#### [Given problem]
Extract every line from the records below that contains the word "clock".

#### [Provided records]

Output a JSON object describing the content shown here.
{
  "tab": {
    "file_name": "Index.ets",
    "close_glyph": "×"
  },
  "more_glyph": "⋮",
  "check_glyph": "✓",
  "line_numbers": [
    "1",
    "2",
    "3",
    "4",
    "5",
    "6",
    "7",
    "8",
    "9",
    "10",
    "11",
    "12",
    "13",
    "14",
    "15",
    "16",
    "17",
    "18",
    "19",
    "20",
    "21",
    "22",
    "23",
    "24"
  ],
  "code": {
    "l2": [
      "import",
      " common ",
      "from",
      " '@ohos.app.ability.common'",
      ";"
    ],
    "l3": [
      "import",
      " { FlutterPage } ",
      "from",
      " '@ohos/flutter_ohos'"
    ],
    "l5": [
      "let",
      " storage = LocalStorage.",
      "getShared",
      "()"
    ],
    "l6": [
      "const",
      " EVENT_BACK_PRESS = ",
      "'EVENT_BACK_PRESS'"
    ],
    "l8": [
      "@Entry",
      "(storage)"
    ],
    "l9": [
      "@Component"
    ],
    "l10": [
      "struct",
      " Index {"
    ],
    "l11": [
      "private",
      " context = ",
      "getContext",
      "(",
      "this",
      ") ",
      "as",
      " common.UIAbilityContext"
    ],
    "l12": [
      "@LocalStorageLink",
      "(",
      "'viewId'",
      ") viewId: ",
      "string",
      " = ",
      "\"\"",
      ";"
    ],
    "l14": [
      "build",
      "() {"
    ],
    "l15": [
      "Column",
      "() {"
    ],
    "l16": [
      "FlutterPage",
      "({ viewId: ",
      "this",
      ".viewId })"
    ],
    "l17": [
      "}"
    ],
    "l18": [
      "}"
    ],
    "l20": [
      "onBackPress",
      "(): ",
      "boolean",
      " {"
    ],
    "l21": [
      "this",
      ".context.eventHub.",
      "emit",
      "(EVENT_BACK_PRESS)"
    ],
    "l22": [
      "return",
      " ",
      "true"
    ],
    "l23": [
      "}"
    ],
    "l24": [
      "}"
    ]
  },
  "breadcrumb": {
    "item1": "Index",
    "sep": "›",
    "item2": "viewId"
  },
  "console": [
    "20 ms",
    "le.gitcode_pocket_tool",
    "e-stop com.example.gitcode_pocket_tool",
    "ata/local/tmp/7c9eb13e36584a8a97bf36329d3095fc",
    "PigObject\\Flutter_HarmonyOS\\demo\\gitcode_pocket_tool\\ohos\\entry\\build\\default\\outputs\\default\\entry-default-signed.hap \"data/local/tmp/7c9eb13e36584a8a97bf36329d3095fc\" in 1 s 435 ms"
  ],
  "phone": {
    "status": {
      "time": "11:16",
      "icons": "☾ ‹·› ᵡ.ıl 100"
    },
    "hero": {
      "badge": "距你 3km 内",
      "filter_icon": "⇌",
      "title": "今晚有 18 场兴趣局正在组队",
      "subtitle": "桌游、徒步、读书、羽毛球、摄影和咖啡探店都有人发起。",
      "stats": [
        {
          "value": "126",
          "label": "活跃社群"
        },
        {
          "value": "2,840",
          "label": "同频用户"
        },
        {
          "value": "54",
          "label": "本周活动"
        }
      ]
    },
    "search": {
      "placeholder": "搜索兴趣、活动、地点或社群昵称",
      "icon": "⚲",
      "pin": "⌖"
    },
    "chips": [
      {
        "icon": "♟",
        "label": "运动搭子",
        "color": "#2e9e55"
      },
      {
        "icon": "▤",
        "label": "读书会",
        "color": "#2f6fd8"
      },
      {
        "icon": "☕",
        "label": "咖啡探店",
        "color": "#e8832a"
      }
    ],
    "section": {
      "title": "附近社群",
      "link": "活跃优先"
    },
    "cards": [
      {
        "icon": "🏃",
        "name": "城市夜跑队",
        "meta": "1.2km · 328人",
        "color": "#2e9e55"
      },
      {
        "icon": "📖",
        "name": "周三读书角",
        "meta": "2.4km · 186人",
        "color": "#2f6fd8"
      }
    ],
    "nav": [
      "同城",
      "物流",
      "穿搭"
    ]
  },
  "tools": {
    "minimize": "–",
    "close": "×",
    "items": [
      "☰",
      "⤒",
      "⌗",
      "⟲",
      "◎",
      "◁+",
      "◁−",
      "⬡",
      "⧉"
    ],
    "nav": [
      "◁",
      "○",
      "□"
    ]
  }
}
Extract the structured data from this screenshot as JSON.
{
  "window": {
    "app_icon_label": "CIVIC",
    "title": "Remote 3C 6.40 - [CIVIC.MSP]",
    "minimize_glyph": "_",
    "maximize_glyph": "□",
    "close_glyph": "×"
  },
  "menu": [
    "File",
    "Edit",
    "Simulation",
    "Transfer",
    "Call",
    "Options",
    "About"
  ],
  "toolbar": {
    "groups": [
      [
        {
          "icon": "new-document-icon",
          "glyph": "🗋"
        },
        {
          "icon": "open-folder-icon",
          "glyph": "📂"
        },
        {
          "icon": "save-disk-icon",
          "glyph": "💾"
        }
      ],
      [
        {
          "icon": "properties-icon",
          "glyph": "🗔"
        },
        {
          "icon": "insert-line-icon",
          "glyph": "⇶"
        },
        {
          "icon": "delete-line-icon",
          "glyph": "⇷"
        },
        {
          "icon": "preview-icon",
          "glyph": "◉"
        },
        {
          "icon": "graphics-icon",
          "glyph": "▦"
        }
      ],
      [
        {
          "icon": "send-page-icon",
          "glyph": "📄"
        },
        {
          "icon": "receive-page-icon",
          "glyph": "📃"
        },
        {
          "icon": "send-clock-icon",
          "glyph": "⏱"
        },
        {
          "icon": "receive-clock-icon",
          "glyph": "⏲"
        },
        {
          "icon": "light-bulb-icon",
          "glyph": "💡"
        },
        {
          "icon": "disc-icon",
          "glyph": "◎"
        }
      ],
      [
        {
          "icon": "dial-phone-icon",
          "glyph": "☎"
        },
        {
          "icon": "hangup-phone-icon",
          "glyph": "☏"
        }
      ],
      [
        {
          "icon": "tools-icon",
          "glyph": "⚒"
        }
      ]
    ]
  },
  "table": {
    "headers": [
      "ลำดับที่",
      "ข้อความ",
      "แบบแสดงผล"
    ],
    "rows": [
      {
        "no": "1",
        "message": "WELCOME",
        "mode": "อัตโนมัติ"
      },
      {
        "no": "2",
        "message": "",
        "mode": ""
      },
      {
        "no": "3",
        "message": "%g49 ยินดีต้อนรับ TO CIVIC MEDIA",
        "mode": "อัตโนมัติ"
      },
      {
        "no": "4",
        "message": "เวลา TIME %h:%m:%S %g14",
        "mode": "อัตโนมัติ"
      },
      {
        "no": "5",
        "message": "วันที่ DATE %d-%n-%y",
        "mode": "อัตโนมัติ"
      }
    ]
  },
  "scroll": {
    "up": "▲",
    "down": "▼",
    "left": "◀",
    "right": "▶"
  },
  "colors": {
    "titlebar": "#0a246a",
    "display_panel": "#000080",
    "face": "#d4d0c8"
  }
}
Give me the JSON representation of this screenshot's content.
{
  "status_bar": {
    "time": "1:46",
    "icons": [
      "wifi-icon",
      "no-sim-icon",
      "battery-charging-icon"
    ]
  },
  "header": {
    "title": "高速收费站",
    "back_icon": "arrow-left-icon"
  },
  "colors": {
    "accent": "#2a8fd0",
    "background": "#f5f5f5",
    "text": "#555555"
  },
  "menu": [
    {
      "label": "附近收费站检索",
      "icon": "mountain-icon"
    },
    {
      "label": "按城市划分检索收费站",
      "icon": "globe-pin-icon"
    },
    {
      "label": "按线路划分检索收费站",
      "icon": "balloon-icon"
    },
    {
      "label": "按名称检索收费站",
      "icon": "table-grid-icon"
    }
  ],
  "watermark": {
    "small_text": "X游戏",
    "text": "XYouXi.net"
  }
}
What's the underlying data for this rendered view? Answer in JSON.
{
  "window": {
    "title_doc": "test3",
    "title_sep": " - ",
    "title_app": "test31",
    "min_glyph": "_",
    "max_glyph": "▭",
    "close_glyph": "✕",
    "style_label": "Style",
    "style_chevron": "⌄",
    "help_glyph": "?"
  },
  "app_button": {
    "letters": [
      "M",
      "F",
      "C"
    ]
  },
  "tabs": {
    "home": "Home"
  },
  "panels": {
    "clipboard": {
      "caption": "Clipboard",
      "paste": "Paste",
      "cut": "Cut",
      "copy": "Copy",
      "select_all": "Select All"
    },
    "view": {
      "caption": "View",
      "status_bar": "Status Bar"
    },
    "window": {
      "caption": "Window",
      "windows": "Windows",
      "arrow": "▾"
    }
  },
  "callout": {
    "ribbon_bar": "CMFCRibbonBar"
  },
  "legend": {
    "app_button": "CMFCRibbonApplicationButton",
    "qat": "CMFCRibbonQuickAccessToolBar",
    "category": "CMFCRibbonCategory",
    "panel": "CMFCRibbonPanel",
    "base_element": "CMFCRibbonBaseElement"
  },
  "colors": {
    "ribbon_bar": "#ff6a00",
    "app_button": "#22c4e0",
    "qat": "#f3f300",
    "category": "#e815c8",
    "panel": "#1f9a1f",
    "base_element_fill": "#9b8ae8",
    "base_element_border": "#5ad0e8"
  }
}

#### [Written solution]
          "icon": "send-clock-icon",
          "icon": "receive-clock-icon",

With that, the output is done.